>>
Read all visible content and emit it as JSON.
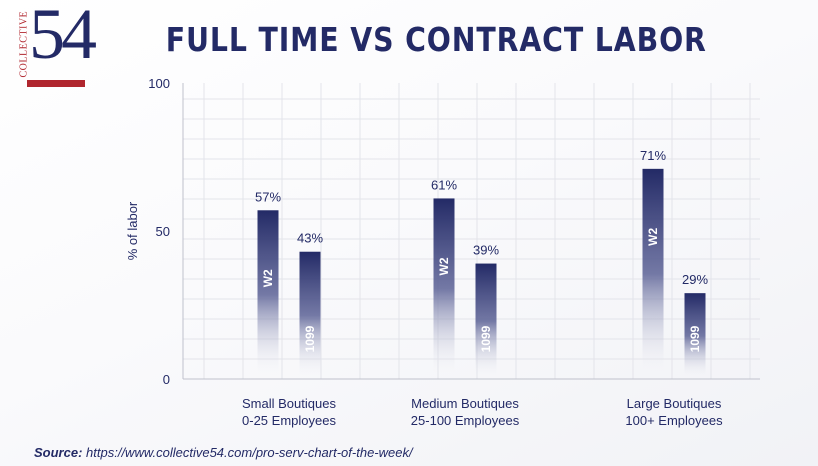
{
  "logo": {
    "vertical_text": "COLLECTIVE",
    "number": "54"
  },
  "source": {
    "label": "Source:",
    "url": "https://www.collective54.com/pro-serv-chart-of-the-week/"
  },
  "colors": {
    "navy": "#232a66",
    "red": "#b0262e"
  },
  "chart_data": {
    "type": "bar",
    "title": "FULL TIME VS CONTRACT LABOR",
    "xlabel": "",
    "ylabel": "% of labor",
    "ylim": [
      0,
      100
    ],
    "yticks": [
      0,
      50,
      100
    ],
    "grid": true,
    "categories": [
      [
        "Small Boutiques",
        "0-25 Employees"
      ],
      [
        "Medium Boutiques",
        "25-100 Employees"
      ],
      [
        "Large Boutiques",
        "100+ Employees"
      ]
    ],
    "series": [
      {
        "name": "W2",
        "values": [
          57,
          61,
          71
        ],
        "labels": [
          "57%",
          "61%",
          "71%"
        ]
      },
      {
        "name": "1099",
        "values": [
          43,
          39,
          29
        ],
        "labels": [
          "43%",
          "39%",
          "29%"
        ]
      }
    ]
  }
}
<<
> GIVEN INSTRUCTION:
Copy every entry word for word, but omit the pictures.

> SOLUTION FOR THIS TASK:
Read all visible content and emit it as JSON.
{
  "logo": {
    "vertical_text": "COLLECTIVE",
    "number": "54"
  },
  "source": {
    "label": "Source:",
    "url": "https://www.collective54.com/pro-serv-chart-of-the-week/"
  },
  "colors": {
    "navy": "#232a66",
    "red": "#b0262e"
  },
  "chart_data": {
    "type": "bar",
    "title": "FULL TIME VS CONTRACT LABOR",
    "xlabel": "",
    "ylabel": "% of labor",
    "ylim": [
      0,
      100
    ],
    "yticks": [
      0,
      50,
      100
    ],
    "grid": true,
    "categories": [
      [
        "Small Boutiques",
        "0-25 Employees"
      ],
      [
        "Medium Boutiques",
        "25-100 Employees"
      ],
      [
        "Large Boutiques",
        "100+ Employees"
      ]
    ],
    "series": [
      {
        "name": "W2",
        "values": [
          57,
          61,
          71
        ],
        "labels": [
          "57%",
          "61%",
          "71%"
        ]
      },
      {
        "name": "1099",
        "values": [
          43,
          39,
          29
        ],
        "labels": [
          "43%",
          "39%",
          "29%"
        ]
      }
    ]
  }
}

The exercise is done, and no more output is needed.